◆ **Given request**:
Each entry below is to be transcribed exactly.

◆ **Stored data**:
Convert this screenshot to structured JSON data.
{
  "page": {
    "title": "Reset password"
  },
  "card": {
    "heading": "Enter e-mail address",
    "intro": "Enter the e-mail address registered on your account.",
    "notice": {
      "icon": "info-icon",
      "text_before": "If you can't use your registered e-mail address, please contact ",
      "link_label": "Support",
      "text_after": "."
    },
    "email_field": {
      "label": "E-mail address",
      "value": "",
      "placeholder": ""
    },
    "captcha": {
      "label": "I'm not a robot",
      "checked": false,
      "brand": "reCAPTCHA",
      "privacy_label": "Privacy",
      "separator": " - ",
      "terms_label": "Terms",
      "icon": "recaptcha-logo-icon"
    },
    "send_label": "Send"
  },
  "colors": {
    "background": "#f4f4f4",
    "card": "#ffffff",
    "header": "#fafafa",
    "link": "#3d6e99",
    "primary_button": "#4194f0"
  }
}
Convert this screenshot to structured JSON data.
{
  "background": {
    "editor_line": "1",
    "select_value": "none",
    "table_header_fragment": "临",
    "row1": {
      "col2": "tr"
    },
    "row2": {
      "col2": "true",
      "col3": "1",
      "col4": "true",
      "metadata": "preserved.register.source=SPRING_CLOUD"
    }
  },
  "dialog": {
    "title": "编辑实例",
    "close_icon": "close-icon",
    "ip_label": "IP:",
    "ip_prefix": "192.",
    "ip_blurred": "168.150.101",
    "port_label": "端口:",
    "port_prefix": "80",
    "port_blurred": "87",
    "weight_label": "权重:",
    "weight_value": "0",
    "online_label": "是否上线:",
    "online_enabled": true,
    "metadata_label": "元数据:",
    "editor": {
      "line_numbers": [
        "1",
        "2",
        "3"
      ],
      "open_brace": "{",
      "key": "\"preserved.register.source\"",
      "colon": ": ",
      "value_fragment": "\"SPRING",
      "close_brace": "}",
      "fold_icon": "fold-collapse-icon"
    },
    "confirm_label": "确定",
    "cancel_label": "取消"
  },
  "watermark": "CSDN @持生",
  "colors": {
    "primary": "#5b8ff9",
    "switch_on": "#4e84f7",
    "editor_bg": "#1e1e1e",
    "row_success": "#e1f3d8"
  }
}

◆ **Completed task**:
Convert this screenshot to structured JSON data.
{
  "page": {
    "title": "Reset password"
  },
  "card": {
    "heading": "Enter e-mail address",
    "intro": "Enter the e-mail address registered on your account.",
    "notice": {
      "icon": "info-icon",
      "text_before": "If you can't use your registered e-mail address, please contact ",
      "link_label": "Support",
      "text_after": "."
    },
    "email_field": {
      "label": "E-mail address",
      "value": "",
      "placeholder": ""
    },
    "captcha": {
      "label": "I'm not a robot",
      "checked": false,
      "brand": "reCAPTCHA",
      "privacy_label": "Privacy",
      "separator": " - ",
      "terms_label": "Terms",
      "icon": "recaptcha-logo-icon"
    },
    "send_label": "Send"
  },
  "colors": {
    "background": "#f4f4f4",
    "card": "#ffffff",
    "header": "#fafafa",
    "link": "#3d6e99",
    "primary_button": "#4194f0"
  }
}
Convert this screenshot to structured JSON data.
{
  "background": {
    "editor_line": "1",
    "select_value": "none",
    "table_header_fragment": "临",
    "row1": {
      "col2": "tr"
    },
    "row2": {
      "col2": "true",
      "col3": "1",
      "col4": "true",
      "metadata": "preserved.register.source=SPRING_CLOUD"
    }
  },
  "dialog": {
    "title": "编辑实例",
    "close_icon": "close-icon",
    "ip_label": "IP:",
    "ip_prefix": "192.",
    "ip_blurred": "168.150.101",
    "port_label": "端口:",
    "port_prefix": "80",
    "port_blurred": "87",
    "weight_label": "权重:",
    "weight_value": "0",
    "online_label": "是否上线:",
    "online_enabled": true,
    "metadata_label": "元数据:",
    "editor": {
      "line_numbers": [
        "1",
        "2",
        "3"
      ],
      "open_brace": "{",
      "key": "\"preserved.register.source\"",
      "colon": ": ",
      "value_fragment": "\"SPRING",
      "close_brace": "}",
      "fold_icon": "fold-collapse-icon"
    },
    "confirm_label": "确定",
    "cancel_label": "取消"
  },
  "watermark": "CSDN @持生",
  "colors": {
    "primary": "#5b8ff9",
    "switch_on": "#4e84f7",
    "editor_bg": "#1e1e1e",
    "row_success": "#e1f3d8"
  }
}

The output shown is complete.